<<<<

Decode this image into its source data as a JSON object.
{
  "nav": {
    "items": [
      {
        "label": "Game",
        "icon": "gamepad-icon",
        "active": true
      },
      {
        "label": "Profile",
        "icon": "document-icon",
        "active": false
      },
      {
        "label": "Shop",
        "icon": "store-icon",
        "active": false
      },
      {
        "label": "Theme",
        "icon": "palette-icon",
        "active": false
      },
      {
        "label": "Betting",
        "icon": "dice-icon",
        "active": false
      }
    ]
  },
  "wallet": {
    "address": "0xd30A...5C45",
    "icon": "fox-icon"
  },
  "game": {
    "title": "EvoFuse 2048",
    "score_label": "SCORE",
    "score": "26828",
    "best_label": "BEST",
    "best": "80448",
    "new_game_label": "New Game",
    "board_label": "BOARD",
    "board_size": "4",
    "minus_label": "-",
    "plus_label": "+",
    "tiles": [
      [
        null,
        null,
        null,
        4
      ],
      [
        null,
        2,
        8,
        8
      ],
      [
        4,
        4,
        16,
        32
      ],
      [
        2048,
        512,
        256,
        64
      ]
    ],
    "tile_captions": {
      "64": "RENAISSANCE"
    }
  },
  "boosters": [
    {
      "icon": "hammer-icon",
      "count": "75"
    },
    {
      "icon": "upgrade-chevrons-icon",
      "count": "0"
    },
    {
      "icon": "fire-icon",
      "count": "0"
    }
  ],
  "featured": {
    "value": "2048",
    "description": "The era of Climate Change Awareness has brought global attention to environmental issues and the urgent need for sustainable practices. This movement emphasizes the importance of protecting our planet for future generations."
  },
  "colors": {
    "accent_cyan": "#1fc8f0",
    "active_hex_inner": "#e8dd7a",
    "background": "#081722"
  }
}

>>>>

## What you will do
All of the data needs to be printed once more, exactly.

## Result for this exercise
Decode this image into its source data as a JSON object.
{
  "nav": {
    "items": [
      {
        "label": "Game",
        "icon": "gamepad-icon",
        "active": true
      },
      {
        "label": "Profile",
        "icon": "document-icon",
        "active": false
      },
      {
        "label": "Shop",
        "icon": "store-icon",
        "active": false
      },
      {
        "label": "Theme",
        "icon": "palette-icon",
        "active": false
      },
      {
        "label": "Betting",
        "icon": "dice-icon",
        "active": false
      }
    ]
  },
  "wallet": {
    "address": "0xd30A...5C45",
    "icon": "fox-icon"
  },
  "game": {
    "title": "EvoFuse 2048",
    "score_label": "SCORE",
    "score": "26828",
    "best_label": "BEST",
    "best": "80448",
    "new_game_label": "New Game",
    "board_label": "BOARD",
    "board_size": "4",
    "minus_label": "-",
    "plus_label": "+",
    "tiles": [
      [
        null,
        null,
        null,
        4
      ],
      [
        null,
        2,
        8,
        8
      ],
      [
        4,
        4,
        16,
        32
      ],
      [
        2048,
        512,
        256,
        64
      ]
    ],
    "tile_captions": {
      "64": "RENAISSANCE"
    }
  },
  "boosters": [
    {
      "icon": "hammer-icon",
      "count": "75"
    },
    {
      "icon": "upgrade-chevrons-icon",
      "count": "0"
    },
    {
      "icon": "fire-icon",
      "count": "0"
    }
  ],
  "featured": {
    "value": "2048",
    "description": "The era of Climate Change Awareness has brought global attention to environmental issues and the urgent need for sustainable practices. This movement emphasizes the importance of protecting our planet for future generations."
  },
  "colors": {
    "accent_cyan": "#1fc8f0",
    "active_hex_inner": "#e8dd7a",
    "background": "#081722"
  }
}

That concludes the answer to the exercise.